THE RECORDS →
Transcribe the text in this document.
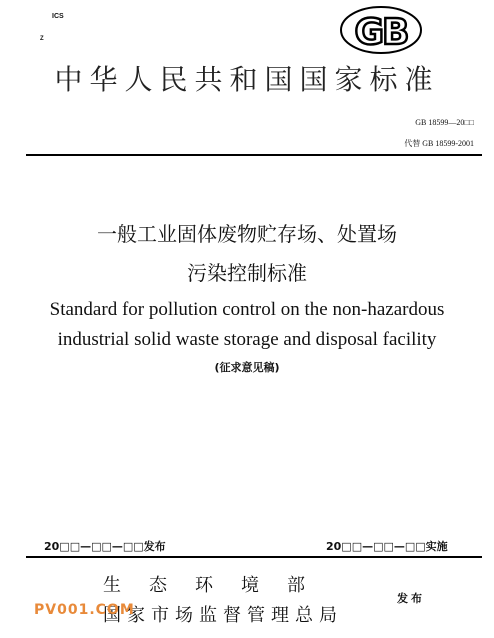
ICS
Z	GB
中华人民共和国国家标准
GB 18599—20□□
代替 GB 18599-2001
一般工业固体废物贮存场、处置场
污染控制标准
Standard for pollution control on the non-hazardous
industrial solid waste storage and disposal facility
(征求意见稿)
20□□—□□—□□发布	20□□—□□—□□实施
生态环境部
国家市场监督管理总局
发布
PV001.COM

---

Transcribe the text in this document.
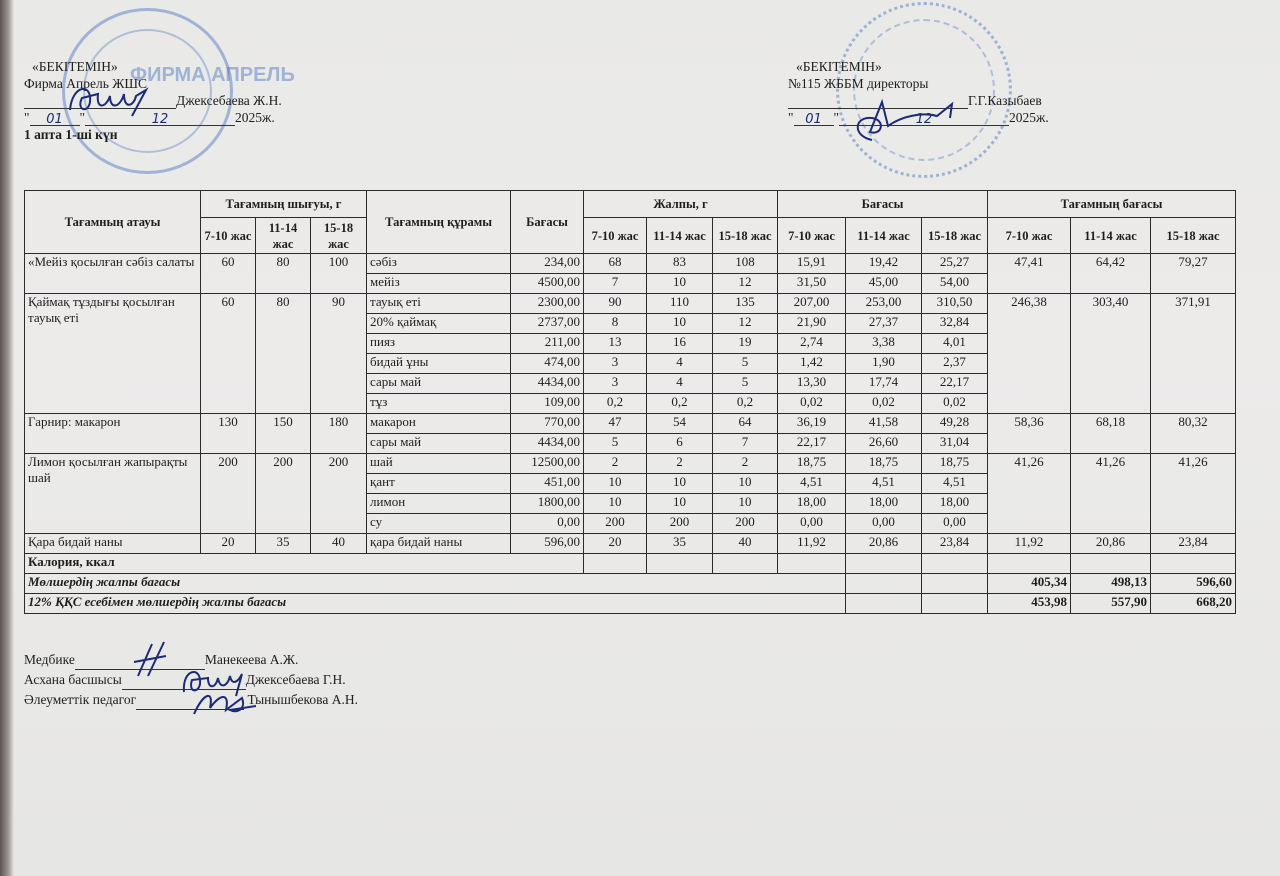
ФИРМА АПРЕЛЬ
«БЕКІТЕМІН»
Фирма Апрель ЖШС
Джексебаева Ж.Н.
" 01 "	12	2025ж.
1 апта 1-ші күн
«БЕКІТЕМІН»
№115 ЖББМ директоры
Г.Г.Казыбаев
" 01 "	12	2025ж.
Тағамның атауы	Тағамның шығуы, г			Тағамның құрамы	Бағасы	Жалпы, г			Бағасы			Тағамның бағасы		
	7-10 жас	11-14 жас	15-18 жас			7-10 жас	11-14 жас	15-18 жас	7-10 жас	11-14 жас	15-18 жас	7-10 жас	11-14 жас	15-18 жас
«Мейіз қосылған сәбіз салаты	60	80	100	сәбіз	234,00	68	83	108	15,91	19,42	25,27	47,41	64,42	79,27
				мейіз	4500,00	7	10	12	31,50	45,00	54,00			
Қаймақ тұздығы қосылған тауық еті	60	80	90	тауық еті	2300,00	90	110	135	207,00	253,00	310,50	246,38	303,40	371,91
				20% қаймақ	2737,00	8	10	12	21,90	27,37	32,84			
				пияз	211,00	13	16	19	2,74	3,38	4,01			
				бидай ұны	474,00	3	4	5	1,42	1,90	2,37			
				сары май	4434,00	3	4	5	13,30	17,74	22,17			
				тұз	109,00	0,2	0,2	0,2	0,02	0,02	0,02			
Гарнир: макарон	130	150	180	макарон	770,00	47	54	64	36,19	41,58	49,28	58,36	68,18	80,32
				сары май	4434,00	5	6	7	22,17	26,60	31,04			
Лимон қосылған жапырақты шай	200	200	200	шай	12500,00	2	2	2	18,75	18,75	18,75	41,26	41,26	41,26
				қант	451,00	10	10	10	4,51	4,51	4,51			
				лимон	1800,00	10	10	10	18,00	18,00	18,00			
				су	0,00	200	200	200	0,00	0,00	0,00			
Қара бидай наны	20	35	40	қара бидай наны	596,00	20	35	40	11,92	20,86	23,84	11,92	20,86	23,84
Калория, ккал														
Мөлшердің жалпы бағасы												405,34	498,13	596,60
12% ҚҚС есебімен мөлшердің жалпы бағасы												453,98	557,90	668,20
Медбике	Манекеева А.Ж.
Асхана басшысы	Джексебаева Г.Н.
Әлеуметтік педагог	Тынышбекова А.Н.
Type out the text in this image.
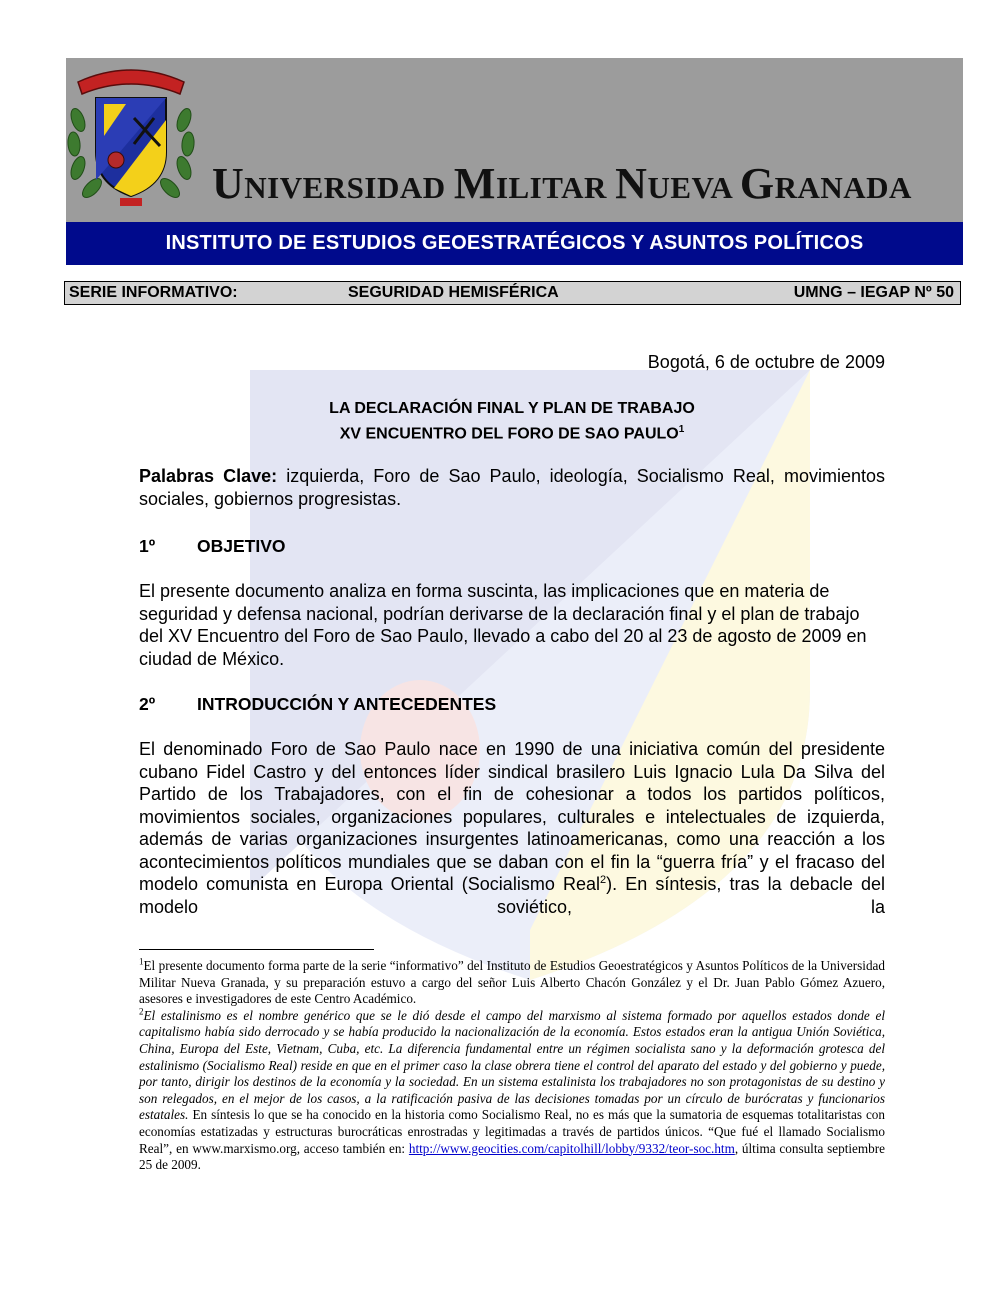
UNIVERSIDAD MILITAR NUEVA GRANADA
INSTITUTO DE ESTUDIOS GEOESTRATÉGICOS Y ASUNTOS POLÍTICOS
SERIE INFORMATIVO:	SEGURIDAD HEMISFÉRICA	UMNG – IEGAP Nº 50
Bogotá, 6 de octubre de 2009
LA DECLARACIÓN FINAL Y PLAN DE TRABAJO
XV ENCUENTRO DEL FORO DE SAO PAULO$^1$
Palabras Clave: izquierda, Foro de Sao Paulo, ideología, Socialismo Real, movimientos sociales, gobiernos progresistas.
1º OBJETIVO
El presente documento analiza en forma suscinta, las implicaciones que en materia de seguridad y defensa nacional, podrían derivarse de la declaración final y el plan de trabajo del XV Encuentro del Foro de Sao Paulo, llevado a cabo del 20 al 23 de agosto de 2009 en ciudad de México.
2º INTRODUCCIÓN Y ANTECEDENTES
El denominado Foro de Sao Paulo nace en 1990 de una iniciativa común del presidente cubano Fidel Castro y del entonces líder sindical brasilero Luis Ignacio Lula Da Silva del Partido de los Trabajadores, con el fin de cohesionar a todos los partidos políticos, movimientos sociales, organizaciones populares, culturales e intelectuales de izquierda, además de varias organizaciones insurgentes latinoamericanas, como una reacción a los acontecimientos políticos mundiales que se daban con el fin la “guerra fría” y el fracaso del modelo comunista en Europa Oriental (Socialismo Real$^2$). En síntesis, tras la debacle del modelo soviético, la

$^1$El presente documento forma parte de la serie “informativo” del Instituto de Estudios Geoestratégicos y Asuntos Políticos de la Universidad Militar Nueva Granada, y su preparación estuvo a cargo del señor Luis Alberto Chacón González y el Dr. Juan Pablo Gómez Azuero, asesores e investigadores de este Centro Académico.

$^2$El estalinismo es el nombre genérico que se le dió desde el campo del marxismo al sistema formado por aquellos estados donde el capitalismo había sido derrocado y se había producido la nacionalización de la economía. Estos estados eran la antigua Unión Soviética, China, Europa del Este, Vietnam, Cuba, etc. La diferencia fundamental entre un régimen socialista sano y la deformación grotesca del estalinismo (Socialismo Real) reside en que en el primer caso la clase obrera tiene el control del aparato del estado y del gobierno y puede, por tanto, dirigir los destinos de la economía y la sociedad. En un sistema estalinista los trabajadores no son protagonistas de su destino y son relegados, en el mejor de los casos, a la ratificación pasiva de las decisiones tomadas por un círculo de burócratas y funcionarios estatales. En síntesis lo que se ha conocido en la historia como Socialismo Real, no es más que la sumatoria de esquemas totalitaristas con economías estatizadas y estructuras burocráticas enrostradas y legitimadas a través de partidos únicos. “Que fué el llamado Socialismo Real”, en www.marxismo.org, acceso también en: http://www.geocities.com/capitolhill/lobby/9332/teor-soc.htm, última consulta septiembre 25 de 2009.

...

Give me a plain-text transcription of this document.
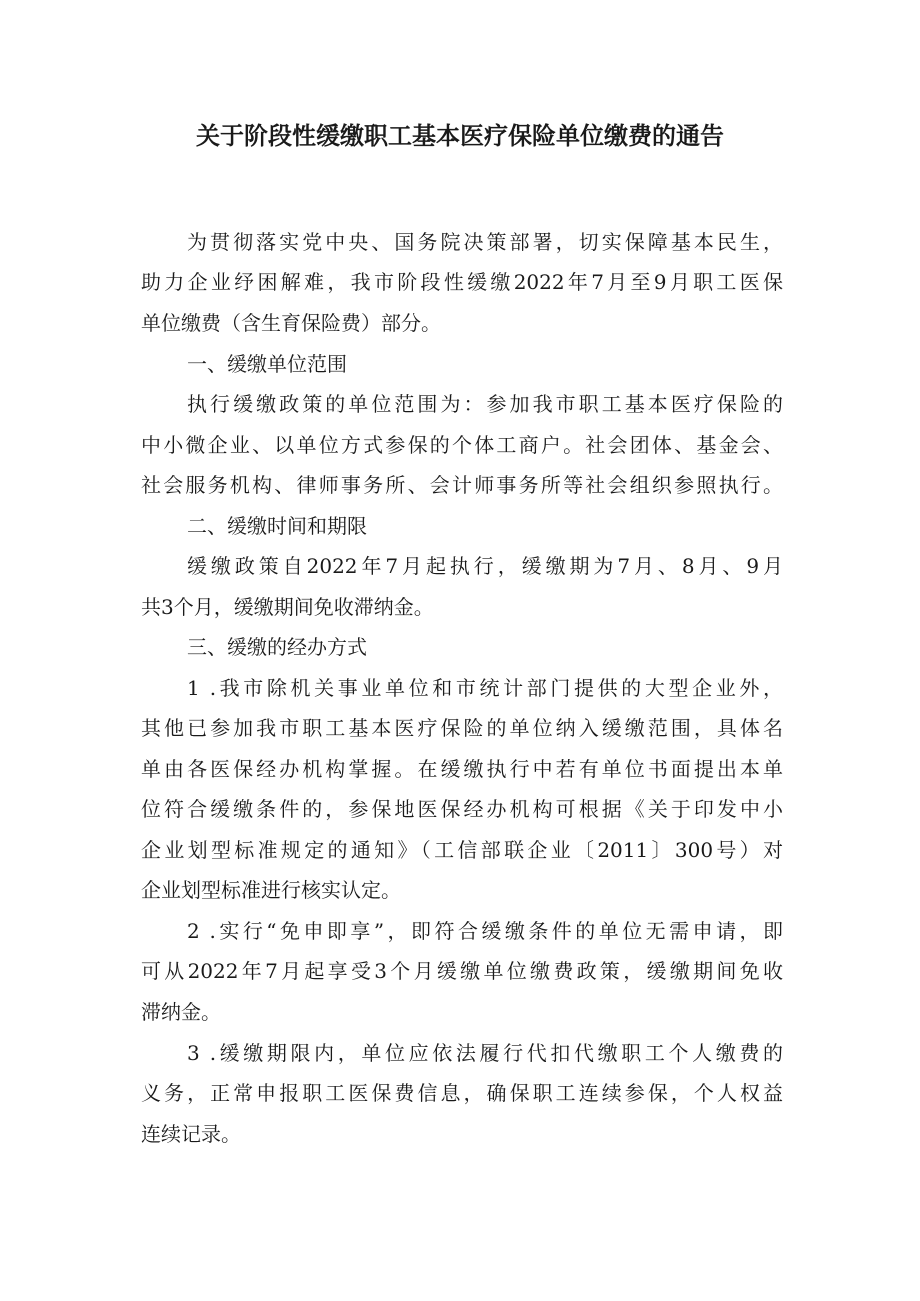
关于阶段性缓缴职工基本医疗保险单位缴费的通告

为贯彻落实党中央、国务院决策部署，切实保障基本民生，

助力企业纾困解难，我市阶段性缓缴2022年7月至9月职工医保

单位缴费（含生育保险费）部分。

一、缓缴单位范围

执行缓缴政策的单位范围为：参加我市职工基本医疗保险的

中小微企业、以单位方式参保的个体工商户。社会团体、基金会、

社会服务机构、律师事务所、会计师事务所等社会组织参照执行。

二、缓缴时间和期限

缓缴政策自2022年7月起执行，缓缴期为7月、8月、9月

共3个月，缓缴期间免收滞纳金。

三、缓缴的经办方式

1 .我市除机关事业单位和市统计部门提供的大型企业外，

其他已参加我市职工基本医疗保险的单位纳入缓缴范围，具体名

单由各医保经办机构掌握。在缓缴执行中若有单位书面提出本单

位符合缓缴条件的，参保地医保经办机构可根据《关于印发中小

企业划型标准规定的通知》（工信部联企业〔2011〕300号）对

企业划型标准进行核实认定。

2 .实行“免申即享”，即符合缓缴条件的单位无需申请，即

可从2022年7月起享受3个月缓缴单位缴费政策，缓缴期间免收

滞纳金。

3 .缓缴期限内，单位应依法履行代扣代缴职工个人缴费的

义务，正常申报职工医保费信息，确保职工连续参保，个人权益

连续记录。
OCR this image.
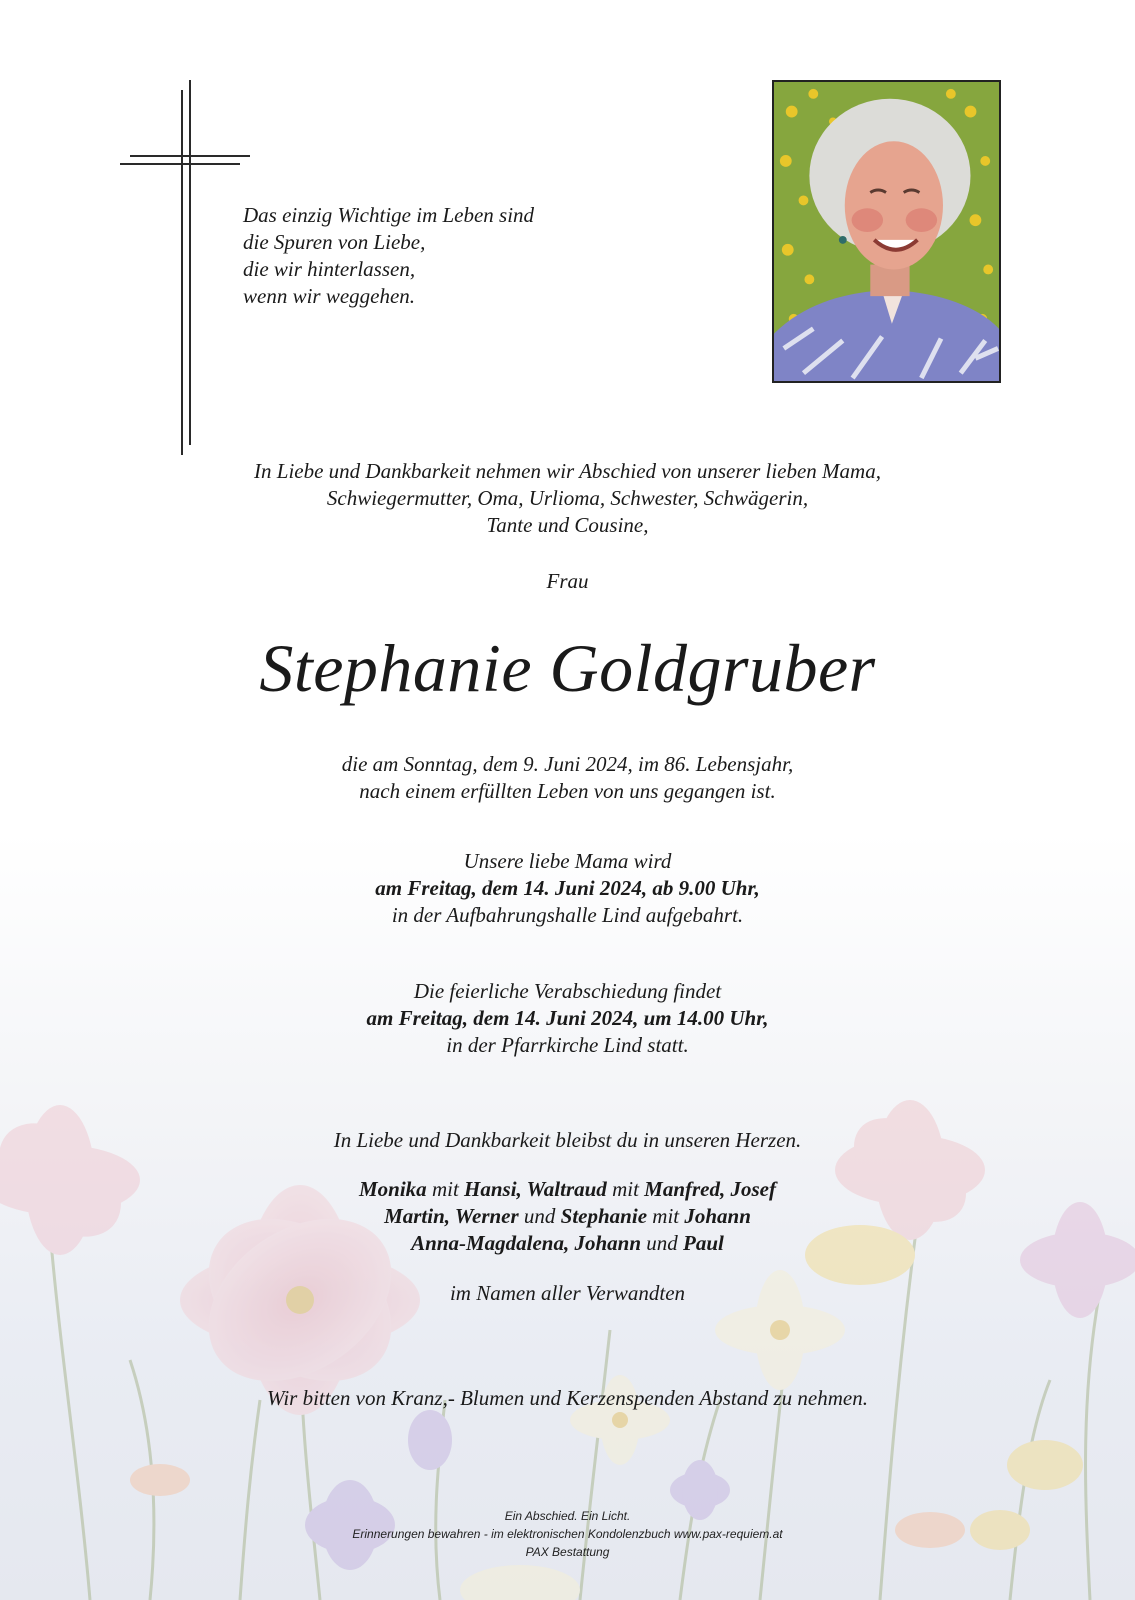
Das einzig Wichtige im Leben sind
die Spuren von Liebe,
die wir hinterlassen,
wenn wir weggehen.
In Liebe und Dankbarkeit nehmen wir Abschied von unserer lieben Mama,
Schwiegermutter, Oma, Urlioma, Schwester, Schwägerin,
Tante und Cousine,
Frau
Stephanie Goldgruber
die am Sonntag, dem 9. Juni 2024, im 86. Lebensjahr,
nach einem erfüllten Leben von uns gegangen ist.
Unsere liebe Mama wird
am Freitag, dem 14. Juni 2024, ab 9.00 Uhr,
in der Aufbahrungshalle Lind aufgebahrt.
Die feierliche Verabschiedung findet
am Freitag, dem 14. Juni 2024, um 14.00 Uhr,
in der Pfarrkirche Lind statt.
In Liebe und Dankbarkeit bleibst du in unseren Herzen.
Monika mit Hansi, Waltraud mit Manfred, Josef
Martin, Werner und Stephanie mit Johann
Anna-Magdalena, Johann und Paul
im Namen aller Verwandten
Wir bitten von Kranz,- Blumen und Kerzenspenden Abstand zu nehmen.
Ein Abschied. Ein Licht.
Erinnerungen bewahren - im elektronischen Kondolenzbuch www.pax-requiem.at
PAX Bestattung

TASK PROMPT → Where a line above includes "қосылған", copy that line.

COMPLETED TASK →
«Мейіз қосылған сәбіз салаты	60	80	100	сәбіз	234,00	68	83	108	15,91	19,42	25,27	47,41	64,42	79,27
Қаймақ тұздығы қосылған тауық еті	60	80	90	тауық еті	2300,00	90	110	135	207,00	253,00	310,50	246,38	303,40	371,91
Лимон қосылған жапырақты шай	200	200	200	шай	12500,00	2	2	2	18,75	18,75	18,75	41,26	41,26	41,26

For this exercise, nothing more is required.